Rewrite the rows below, changing every "gridline-minor" to "minor-gridline" and leaving all else unchanged.
-- begin Extracted data --
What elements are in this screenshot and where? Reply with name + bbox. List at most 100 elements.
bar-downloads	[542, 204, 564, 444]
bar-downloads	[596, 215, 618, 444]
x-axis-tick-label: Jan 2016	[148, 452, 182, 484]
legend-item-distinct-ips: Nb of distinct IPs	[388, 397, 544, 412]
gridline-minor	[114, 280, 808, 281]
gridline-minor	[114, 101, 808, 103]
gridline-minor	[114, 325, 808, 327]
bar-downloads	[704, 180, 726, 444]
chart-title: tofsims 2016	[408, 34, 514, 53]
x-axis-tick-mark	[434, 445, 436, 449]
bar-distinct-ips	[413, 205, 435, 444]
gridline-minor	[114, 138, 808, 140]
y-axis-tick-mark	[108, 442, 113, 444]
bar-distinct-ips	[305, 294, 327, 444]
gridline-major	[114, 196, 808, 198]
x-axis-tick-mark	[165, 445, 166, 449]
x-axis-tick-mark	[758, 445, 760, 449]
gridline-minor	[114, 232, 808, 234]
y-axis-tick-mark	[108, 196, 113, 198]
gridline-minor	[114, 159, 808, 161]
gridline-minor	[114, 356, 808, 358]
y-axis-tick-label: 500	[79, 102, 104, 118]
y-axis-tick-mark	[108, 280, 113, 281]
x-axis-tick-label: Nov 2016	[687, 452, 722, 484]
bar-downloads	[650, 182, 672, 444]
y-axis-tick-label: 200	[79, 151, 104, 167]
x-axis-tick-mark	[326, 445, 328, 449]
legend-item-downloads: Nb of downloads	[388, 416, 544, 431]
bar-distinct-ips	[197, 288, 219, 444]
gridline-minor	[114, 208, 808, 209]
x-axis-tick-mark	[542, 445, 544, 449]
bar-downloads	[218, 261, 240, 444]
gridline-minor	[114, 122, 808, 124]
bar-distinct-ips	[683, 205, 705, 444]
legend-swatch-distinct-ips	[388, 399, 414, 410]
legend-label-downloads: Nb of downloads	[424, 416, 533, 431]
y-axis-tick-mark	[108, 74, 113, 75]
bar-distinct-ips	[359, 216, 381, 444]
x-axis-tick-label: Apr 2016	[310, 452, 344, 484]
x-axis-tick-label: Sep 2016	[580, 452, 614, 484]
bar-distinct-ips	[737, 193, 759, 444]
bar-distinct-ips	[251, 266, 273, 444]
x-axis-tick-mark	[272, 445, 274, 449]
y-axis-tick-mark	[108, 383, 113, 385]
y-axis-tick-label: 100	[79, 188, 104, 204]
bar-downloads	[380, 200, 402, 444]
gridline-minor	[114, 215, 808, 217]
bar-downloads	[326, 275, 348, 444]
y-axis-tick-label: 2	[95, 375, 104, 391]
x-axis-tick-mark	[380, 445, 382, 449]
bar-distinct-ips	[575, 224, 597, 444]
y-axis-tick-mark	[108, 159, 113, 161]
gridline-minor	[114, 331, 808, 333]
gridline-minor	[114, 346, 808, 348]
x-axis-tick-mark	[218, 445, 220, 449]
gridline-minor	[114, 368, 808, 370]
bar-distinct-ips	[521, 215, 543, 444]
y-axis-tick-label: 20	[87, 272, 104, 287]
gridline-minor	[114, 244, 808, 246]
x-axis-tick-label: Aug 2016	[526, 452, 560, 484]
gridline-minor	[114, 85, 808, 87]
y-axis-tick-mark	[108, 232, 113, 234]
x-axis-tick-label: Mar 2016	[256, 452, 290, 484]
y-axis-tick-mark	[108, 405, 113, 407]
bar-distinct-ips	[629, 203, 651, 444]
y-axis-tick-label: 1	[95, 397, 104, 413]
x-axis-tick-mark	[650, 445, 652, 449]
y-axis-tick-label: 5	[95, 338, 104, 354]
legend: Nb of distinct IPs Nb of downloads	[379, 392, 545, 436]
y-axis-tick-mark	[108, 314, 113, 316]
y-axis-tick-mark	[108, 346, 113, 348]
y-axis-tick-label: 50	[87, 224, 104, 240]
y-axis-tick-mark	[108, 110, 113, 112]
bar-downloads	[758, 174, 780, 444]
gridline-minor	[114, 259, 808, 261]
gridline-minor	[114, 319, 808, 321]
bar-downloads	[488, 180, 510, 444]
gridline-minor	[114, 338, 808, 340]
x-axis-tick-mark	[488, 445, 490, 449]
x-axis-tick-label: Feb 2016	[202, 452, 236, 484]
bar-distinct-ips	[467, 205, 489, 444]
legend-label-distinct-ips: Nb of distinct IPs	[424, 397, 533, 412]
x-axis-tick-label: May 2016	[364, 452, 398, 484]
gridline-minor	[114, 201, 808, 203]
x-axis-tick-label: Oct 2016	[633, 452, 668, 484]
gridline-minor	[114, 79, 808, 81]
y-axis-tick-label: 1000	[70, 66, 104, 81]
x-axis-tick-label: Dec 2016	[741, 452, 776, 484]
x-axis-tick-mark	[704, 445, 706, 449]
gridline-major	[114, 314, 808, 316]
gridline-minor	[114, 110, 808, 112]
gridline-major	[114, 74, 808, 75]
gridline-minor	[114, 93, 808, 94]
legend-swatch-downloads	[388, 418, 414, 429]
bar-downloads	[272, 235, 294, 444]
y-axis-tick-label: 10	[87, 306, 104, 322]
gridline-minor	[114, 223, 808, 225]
-- end Extracted data --
Answer for the task ->
What elements are in this screenshot and where? Reply with name + bbox. List at most 100 elements.
bar-downloads	[542, 204, 564, 444]
bar-downloads	[596, 215, 618, 444]
x-axis-tick-label: Jan 2016	[148, 452, 182, 484]
legend-item-distinct-ips: Nb of distinct IPs	[388, 397, 544, 412]
minor-gridline	[114, 280, 808, 281]
minor-gridline	[114, 101, 808, 103]
minor-gridline	[114, 325, 808, 327]
bar-downloads	[704, 180, 726, 444]
chart-title: tofsims 2016	[408, 34, 514, 53]
x-axis-tick-mark	[434, 445, 436, 449]
bar-distinct-ips	[413, 205, 435, 444]
minor-gridline	[114, 138, 808, 140]
y-axis-tick-mark	[108, 442, 113, 444]
bar-distinct-ips	[305, 294, 327, 444]
gridline-major	[114, 196, 808, 198]
x-axis-tick-mark	[165, 445, 166, 449]
x-axis-tick-mark	[758, 445, 760, 449]
minor-gridline	[114, 232, 808, 234]
y-axis-tick-mark	[108, 196, 113, 198]
minor-gridline	[114, 159, 808, 161]
minor-gridline	[114, 356, 808, 358]
y-axis-tick-label: 500	[79, 102, 104, 118]
y-axis-tick-mark	[108, 280, 113, 281]
x-axis-tick-label: Nov 2016	[687, 452, 722, 484]
bar-downloads	[650, 182, 672, 444]
y-axis-tick-label: 200	[79, 151, 104, 167]
x-axis-tick-mark	[326, 445, 328, 449]
legend-item-downloads: Nb of downloads	[388, 416, 544, 431]
bar-distinct-ips	[197, 288, 219, 444]
minor-gridline	[114, 208, 808, 209]
x-axis-tick-mark	[542, 445, 544, 449]
bar-downloads	[218, 261, 240, 444]
minor-gridline	[114, 122, 808, 124]
bar-distinct-ips	[683, 205, 705, 444]
legend-swatch-distinct-ips	[388, 399, 414, 410]
legend-label-downloads: Nb of downloads	[424, 416, 533, 431]
y-axis-tick-mark	[108, 74, 113, 75]
bar-distinct-ips	[359, 216, 381, 444]
x-axis-tick-label: Apr 2016	[310, 452, 344, 484]
x-axis-tick-label: Sep 2016	[580, 452, 614, 484]
bar-distinct-ips	[737, 193, 759, 444]
bar-distinct-ips	[251, 266, 273, 444]
x-axis-tick-mark	[272, 445, 274, 449]
y-axis-tick-mark	[108, 383, 113, 385]
y-axis-tick-label: 100	[79, 188, 104, 204]
bar-downloads	[380, 200, 402, 444]
minor-gridline	[114, 215, 808, 217]
bar-downloads	[326, 275, 348, 444]
y-axis-tick-label: 2	[95, 375, 104, 391]
x-axis-tick-mark	[380, 445, 382, 449]
bar-distinct-ips	[575, 224, 597, 444]
y-axis-tick-mark	[108, 159, 113, 161]
minor-gridline	[114, 331, 808, 333]
minor-gridline	[114, 346, 808, 348]
x-axis-tick-mark	[218, 445, 220, 449]
minor-gridline	[114, 368, 808, 370]
bar-distinct-ips	[521, 215, 543, 444]
y-axis-tick-label: 20	[87, 272, 104, 287]
minor-gridline	[114, 244, 808, 246]
x-axis-tick-label: Aug 2016	[526, 452, 560, 484]
minor-gridline	[114, 85, 808, 87]
y-axis-tick-mark	[108, 232, 113, 234]
x-axis-tick-label: Mar 2016	[256, 452, 290, 484]
y-axis-tick-mark	[108, 405, 113, 407]
bar-distinct-ips	[629, 203, 651, 444]
y-axis-tick-label: 1	[95, 397, 104, 413]
x-axis-tick-mark	[650, 445, 652, 449]
y-axis-tick-label: 5	[95, 338, 104, 354]
legend: Nb of distinct IPs Nb of downloads	[379, 392, 545, 436]
y-axis-tick-mark	[108, 314, 113, 316]
y-axis-tick-mark	[108, 346, 113, 348]
y-axis-tick-label: 50	[87, 224, 104, 240]
y-axis-tick-mark	[108, 110, 113, 112]
bar-downloads	[758, 174, 780, 444]
minor-gridline	[114, 259, 808, 261]
minor-gridline	[114, 319, 808, 321]
bar-downloads	[488, 180, 510, 444]
minor-gridline	[114, 338, 808, 340]
x-axis-tick-mark	[488, 445, 490, 449]
x-axis-tick-label: Feb 2016	[202, 452, 236, 484]
bar-distinct-ips	[467, 205, 489, 444]
legend-label-distinct-ips: Nb of distinct IPs	[424, 397, 533, 412]
x-axis-tick-label: May 2016	[364, 452, 398, 484]
minor-gridline	[114, 201, 808, 203]
x-axis-tick-label: Oct 2016	[633, 452, 668, 484]
minor-gridline	[114, 79, 808, 81]
y-axis-tick-label: 1000	[70, 66, 104, 81]
x-axis-tick-label: Dec 2016	[741, 452, 776, 484]
x-axis-tick-mark	[704, 445, 706, 449]
gridline-major	[114, 314, 808, 316]
minor-gridline	[114, 110, 808, 112]
gridline-major	[114, 74, 808, 75]
minor-gridline	[114, 93, 808, 94]
legend-swatch-downloads	[388, 418, 414, 429]
bar-downloads	[272, 235, 294, 444]
y-axis-tick-label: 10	[87, 306, 104, 322]
minor-gridline	[114, 223, 808, 225]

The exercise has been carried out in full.